Data excerpts -

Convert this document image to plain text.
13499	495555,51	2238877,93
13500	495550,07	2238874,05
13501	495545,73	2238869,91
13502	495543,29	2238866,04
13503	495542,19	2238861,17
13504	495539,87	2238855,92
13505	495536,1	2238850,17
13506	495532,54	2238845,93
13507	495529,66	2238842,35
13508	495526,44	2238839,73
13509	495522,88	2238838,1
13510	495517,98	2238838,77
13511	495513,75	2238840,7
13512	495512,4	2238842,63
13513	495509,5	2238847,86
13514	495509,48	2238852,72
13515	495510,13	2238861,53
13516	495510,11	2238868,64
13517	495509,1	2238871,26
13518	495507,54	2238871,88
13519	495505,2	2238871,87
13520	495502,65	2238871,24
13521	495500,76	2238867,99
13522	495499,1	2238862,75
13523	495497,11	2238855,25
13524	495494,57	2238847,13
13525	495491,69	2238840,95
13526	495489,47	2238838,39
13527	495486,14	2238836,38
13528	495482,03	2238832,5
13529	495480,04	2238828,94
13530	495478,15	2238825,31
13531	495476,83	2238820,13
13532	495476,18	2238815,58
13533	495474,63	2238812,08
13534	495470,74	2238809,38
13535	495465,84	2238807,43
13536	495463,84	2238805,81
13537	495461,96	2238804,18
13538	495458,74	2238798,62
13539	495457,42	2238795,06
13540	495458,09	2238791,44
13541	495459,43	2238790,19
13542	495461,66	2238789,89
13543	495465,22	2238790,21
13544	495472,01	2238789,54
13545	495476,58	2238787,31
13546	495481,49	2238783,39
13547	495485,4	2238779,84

Aim - Each record should come back exactly as written.

Response to this task -
Convert this document image to plain text.
13499	495555,51	2238877,93
13500	495550,07	2238874,05
13501	495545,73	2238869,91
13502	495543,29	2238866,04
13503	495542,19	2238861,17
13504	495539,87	2238855,92
13505	495536,1	2238850,17
13506	495532,54	2238845,93
13507	495529,66	2238842,35
13508	495526,44	2238839,73
13509	495522,88	2238838,1
13510	495517,98	2238838,77
13511	495513,75	2238840,7
13512	495512,4	2238842,63
13513	495509,5	2238847,86
13514	495509,48	2238852,72
13515	495510,13	2238861,53
13516	495510,11	2238868,64
13517	495509,1	2238871,26
13518	495507,54	2238871,88
13519	495505,2	2238871,87
13520	495502,65	2238871,24
13521	495500,76	2238867,99
13522	495499,1	2238862,75
13523	495497,11	2238855,25
13524	495494,57	2238847,13
13525	495491,69	2238840,95
13526	495489,47	2238838,39
13527	495486,14	2238836,38
13528	495482,03	2238832,5
13529	495480,04	2238828,94
13530	495478,15	2238825,31
13531	495476,83	2238820,13
13532	495476,18	2238815,58
13533	495474,63	2238812,08
13534	495470,74	2238809,38
13535	495465,84	2238807,43
13536	495463,84	2238805,81
13537	495461,96	2238804,18
13538	495458,74	2238798,62
13539	495457,42	2238795,06
13540	495458,09	2238791,44
13541	495459,43	2238790,19
13542	495461,66	2238789,89
13543	495465,22	2238790,21
13544	495472,01	2238789,54
13545	495476,58	2238787,31
13546	495481,49	2238783,39
13547	495485,4	2238779,84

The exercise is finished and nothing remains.